-- Start of EXTRACTED DATA --
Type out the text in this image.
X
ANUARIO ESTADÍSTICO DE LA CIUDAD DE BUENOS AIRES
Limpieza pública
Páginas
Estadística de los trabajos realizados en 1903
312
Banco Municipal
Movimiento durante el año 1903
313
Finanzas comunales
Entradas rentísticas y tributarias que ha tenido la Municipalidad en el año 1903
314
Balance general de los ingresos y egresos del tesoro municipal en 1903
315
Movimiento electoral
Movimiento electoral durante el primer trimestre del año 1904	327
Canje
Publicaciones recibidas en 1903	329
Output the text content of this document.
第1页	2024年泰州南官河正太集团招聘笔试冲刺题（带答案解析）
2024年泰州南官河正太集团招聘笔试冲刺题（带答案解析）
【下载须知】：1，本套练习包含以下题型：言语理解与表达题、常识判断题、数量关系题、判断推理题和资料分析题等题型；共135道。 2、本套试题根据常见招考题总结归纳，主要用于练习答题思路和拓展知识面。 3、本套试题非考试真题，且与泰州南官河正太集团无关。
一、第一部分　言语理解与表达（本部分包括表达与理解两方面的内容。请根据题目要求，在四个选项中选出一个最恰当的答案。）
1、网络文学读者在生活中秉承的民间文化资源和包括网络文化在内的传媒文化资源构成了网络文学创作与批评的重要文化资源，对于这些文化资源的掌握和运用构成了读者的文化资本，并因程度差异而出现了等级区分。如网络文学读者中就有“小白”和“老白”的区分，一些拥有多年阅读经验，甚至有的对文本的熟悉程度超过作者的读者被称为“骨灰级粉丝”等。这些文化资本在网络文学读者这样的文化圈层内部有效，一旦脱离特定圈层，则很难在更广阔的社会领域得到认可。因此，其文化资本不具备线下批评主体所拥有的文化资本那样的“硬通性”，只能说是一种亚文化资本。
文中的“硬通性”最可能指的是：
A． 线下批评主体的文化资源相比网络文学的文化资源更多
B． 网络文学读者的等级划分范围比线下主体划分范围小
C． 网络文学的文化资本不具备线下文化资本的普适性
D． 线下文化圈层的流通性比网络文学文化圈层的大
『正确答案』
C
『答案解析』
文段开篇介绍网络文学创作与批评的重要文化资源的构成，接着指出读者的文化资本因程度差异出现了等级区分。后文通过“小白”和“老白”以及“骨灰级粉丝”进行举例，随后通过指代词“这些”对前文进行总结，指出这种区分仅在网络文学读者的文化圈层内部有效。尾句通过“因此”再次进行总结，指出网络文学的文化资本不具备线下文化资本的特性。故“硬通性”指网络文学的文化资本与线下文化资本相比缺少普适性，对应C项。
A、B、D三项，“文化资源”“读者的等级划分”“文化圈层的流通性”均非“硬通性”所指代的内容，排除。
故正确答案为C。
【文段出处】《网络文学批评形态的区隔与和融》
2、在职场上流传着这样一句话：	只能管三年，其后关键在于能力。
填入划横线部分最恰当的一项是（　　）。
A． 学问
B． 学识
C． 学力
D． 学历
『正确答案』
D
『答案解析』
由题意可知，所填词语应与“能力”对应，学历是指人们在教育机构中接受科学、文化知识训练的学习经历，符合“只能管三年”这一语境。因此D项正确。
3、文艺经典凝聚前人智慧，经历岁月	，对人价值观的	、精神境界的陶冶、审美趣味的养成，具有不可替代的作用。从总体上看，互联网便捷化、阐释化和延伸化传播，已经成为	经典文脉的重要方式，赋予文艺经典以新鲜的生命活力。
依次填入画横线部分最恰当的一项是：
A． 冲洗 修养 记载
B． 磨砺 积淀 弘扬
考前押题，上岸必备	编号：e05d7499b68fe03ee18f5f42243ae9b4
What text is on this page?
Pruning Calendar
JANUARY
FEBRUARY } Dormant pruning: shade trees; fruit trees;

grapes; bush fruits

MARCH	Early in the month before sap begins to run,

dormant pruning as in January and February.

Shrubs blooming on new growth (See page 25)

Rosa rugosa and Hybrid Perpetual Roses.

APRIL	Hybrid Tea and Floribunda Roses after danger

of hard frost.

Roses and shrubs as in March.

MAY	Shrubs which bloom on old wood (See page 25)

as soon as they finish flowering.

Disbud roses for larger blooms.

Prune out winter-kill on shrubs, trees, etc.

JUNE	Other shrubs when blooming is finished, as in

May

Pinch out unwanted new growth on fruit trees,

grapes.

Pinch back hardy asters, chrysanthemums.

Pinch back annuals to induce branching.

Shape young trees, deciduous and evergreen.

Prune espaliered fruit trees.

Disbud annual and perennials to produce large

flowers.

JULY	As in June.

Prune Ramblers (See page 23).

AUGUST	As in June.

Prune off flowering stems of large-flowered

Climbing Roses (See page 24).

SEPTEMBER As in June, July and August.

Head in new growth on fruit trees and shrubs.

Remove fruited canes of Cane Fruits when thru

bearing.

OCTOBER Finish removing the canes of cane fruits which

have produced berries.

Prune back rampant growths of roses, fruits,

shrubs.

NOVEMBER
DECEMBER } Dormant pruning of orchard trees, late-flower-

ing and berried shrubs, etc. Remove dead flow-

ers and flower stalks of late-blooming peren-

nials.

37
-- End of EXTRACTED DATA --
◆ GOAL
Which lines above hold the word "durante"? Copy each of them.

◆ THE RESPONSE
Movimiento durante el año 1903
Movimiento electoral durante el primer trimestre del año 1904	327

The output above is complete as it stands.